*Dataset items*.

━━━━━━━━━━━━━━━━━━━━

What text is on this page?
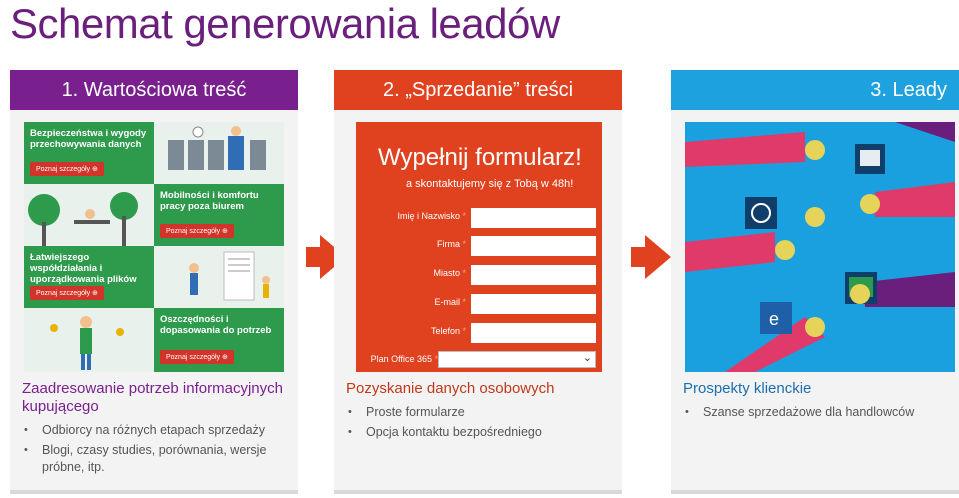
Schemat generowania leadów
1. Wartościowa treść
Bezpieczeństwa i wygody przechowywania danych
Poznaj szczegóły ⊕
Mobilności i komfortu pracy poza biurem
Poznaj szczegóły ⊕
Łatwiejszego współdziałania i uporządkowania plików
Poznaj szczegóły ⊕
Oszczędności i dopasowania do potrzeb
Poznaj szczegóły ⊕
Zaadresowanie potrzeb informacyjnych kupującego
• Odbiorcy na różnych etapach sprzedaży
• Blogi, czasy studies, porównania, wersje próbne, itp.
2. „Sprzedanie” treści
Wypełnij formularz!
a skontaktujemy się z Tobą w 48h!
Imię i Nazwisko *
Firma *
Miasto *
E-mail *
Telefon *
Plan Office 365 *	⌄
Pozyskanie danych osobowych
• Proste formularze
• Opcja kontaktu bezpośredniego
3. Leady
e
Prospekty klienckie
• Szanse sprzedażowe dla handlowców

━━━━━━━━━━━━━━━━━━━━

*Job*.
Output all of the entries verbatim, leaving out any images.

*Correct output*.
What text is on this page?
Schemat generowania leadów
1. Wartościowa treść
Bezpieczeństwa i wygody przechowywania danych
Poznaj szczegóły ⊕
Mobilności i komfortu pracy poza biurem
Poznaj szczegóły ⊕
Łatwiejszego współdziałania i uporządkowania plików
Poznaj szczegóły ⊕
Oszczędności i dopasowania do potrzeb
Poznaj szczegóły ⊕
Zaadresowanie potrzeb informacyjnych kupującego
• Odbiorcy na różnych etapach sprzedaży
• Blogi, czasy studies, porównania, wersje próbne, itp.
2. „Sprzedanie” treści
Wypełnij formularz!
a skontaktujemy się z Tobą w 48h!
Imię i Nazwisko *
Firma *
Miasto *
E-mail *
Telefon *
Plan Office 365 *	⌄
Pozyskanie danych osobowych
• Proste formularze
• Opcja kontaktu bezpośredniego
3. Leady
e
Prospekty klienckie
• Szanse sprzedażowe dla handlowców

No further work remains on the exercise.